● **EXERCISE INSTRUCTIONS**:
Filter the entries below, keeping every line that has the word "ICMS".

● **SUPPLIED INFORMATION**:
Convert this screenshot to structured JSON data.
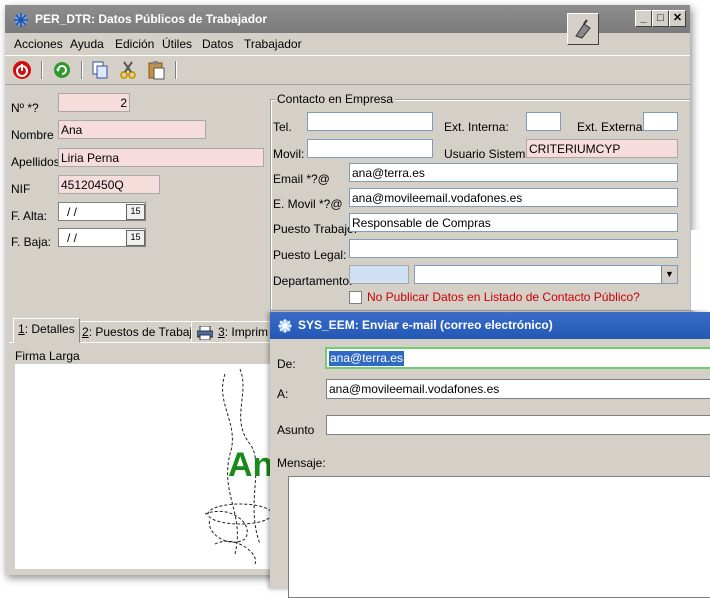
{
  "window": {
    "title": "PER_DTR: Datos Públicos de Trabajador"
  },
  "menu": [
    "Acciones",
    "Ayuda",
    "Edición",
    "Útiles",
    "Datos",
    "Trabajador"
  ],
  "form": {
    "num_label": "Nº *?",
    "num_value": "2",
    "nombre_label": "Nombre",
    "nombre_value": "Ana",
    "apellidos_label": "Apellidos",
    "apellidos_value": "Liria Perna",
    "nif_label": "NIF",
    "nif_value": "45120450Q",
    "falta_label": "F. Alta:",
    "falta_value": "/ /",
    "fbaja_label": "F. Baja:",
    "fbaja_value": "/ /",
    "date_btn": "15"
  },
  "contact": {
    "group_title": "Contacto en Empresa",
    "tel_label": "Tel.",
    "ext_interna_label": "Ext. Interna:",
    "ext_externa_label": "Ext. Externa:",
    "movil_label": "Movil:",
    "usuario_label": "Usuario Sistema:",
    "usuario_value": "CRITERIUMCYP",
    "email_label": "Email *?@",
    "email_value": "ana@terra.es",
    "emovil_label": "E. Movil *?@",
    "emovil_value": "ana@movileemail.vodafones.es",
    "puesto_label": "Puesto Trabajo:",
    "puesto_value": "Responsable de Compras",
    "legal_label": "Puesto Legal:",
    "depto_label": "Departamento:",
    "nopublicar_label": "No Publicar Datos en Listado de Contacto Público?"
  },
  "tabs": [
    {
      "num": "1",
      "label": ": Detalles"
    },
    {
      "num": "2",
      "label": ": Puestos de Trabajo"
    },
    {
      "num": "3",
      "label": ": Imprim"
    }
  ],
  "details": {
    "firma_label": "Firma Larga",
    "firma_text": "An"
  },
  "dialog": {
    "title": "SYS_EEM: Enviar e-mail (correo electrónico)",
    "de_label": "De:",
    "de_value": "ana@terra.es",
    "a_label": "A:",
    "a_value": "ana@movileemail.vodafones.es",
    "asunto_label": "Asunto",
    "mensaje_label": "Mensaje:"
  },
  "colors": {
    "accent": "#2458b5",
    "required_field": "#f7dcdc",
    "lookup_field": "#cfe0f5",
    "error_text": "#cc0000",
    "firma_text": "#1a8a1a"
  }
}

---

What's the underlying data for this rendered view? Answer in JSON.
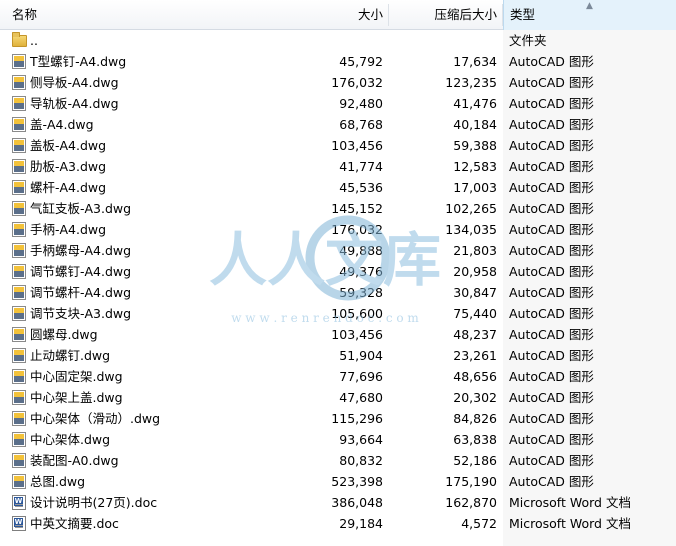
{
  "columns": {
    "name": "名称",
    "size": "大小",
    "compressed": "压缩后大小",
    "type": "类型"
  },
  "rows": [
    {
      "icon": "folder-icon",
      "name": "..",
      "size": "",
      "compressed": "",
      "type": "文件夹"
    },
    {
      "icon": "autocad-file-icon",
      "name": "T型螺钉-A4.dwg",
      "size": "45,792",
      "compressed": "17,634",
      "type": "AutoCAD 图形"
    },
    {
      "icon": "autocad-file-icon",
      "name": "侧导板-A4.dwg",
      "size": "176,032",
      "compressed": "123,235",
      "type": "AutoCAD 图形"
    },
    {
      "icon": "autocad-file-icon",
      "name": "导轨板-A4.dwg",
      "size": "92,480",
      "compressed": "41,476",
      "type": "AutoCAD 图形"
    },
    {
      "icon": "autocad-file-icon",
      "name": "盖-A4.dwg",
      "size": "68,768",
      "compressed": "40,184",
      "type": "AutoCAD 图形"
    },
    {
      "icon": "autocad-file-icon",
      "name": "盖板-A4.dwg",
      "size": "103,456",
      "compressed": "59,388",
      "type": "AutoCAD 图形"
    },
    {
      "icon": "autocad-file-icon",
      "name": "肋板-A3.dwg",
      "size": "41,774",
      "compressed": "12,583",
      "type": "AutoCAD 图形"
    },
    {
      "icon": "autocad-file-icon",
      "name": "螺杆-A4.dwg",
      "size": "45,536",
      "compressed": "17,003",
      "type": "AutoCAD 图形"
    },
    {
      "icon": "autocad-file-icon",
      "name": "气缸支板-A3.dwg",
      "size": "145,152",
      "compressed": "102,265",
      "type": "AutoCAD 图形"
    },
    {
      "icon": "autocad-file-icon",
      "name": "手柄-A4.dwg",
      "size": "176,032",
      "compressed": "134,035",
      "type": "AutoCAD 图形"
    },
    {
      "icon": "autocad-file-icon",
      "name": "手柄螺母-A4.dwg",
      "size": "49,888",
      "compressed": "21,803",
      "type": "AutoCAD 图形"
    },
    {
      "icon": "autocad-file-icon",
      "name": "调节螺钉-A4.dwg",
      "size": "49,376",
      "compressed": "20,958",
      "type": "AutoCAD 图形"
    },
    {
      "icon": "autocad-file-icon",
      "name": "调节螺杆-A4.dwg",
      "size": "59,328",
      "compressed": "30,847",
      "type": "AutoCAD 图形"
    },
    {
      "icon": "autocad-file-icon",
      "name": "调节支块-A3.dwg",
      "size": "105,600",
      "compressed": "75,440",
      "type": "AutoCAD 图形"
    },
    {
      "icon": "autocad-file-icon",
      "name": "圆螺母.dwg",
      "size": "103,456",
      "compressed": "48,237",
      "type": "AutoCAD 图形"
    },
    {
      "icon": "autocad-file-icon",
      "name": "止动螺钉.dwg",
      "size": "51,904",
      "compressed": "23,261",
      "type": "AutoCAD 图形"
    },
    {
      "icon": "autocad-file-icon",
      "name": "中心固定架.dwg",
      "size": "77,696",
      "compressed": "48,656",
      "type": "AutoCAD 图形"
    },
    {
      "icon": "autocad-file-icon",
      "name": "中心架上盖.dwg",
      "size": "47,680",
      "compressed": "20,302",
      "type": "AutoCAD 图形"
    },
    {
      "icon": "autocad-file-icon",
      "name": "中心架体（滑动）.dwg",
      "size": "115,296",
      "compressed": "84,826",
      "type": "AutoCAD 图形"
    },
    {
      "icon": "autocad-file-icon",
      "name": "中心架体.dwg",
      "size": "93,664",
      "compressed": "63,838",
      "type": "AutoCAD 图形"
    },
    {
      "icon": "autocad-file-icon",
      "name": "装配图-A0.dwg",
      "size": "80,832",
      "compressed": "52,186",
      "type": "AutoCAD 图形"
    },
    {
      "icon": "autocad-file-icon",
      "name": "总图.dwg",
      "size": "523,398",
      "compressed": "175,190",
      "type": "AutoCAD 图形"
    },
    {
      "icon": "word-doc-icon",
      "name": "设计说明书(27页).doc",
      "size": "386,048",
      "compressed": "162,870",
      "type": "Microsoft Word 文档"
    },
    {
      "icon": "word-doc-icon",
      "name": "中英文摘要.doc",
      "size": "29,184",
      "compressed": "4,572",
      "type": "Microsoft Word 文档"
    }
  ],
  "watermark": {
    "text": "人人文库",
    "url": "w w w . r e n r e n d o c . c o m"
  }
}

...

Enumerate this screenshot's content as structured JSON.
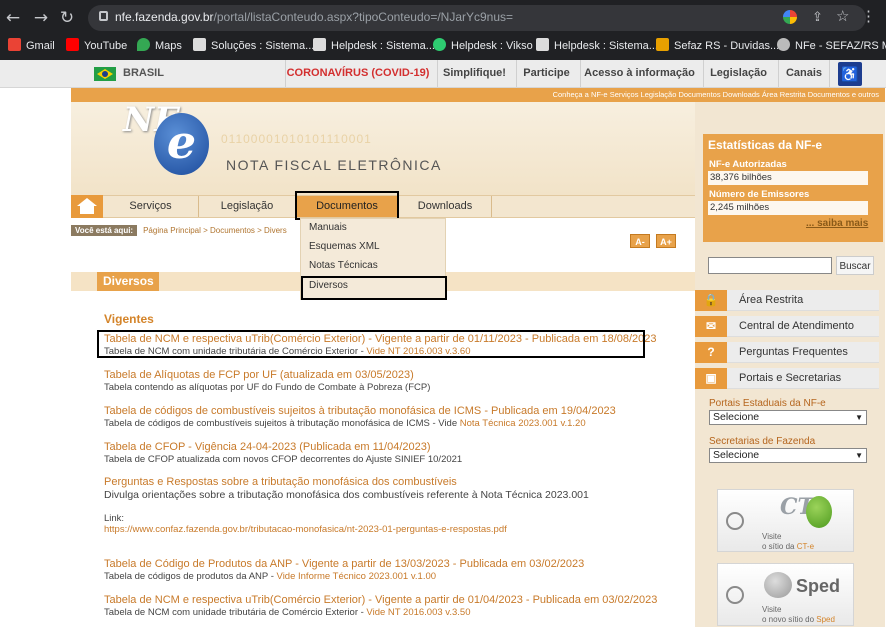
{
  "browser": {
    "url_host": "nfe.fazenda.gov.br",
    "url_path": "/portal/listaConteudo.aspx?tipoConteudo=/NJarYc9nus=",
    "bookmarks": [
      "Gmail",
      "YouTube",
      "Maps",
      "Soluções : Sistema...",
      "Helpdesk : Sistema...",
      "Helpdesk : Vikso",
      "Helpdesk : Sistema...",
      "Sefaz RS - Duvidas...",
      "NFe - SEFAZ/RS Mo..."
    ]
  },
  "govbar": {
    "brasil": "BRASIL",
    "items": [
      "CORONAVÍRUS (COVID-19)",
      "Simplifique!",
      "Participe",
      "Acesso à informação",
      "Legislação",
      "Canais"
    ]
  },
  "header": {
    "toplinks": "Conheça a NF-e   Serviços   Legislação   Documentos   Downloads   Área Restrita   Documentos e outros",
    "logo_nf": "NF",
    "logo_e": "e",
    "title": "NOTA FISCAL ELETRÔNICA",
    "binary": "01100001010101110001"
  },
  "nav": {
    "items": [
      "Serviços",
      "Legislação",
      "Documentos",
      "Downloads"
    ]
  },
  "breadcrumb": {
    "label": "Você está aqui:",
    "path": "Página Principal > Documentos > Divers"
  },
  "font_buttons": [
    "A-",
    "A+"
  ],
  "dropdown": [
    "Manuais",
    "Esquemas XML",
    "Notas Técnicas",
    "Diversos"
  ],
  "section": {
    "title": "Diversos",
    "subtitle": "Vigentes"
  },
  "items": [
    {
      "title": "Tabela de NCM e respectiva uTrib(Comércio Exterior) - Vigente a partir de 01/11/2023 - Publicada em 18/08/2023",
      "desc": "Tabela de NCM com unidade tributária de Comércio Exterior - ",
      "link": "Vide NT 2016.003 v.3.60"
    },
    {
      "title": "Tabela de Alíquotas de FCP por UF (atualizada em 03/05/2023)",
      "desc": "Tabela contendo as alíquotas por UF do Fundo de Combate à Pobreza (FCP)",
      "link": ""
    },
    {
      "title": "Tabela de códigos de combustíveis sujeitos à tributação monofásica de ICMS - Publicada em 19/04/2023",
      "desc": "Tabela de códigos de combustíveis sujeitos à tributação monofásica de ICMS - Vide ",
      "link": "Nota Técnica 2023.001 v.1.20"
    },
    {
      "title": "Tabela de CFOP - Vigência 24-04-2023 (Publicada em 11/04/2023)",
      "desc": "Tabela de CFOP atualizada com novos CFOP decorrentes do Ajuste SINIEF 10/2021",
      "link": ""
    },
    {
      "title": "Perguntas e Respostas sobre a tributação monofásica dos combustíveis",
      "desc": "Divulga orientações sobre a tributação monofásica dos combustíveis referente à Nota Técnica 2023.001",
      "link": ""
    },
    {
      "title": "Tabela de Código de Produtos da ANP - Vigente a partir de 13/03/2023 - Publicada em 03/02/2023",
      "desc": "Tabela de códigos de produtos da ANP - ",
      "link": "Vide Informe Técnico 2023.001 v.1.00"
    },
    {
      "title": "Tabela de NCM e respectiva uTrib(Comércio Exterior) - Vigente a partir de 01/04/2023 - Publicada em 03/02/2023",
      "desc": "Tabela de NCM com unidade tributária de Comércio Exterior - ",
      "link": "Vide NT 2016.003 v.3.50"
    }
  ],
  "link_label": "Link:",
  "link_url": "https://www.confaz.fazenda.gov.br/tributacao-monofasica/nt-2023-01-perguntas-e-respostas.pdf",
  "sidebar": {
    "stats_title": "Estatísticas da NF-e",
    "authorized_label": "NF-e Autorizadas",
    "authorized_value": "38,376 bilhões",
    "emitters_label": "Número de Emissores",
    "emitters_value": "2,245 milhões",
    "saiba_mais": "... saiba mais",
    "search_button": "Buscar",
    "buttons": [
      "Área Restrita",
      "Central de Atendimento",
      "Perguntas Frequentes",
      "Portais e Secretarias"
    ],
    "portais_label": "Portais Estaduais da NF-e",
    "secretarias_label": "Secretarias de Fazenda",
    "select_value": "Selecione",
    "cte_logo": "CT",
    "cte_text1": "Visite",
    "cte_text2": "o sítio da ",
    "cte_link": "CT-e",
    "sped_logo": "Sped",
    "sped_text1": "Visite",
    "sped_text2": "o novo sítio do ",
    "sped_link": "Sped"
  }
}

● **REPLY TO THE EXERCISE**:
      "title": "Tabela de códigos de combustíveis sujeitos à tributação monofásica de ICMS - Publicada em 19/04/2023",
      "desc": "Tabela de códigos de combustíveis sujeitos à tributação monofásica de ICMS - Vide ",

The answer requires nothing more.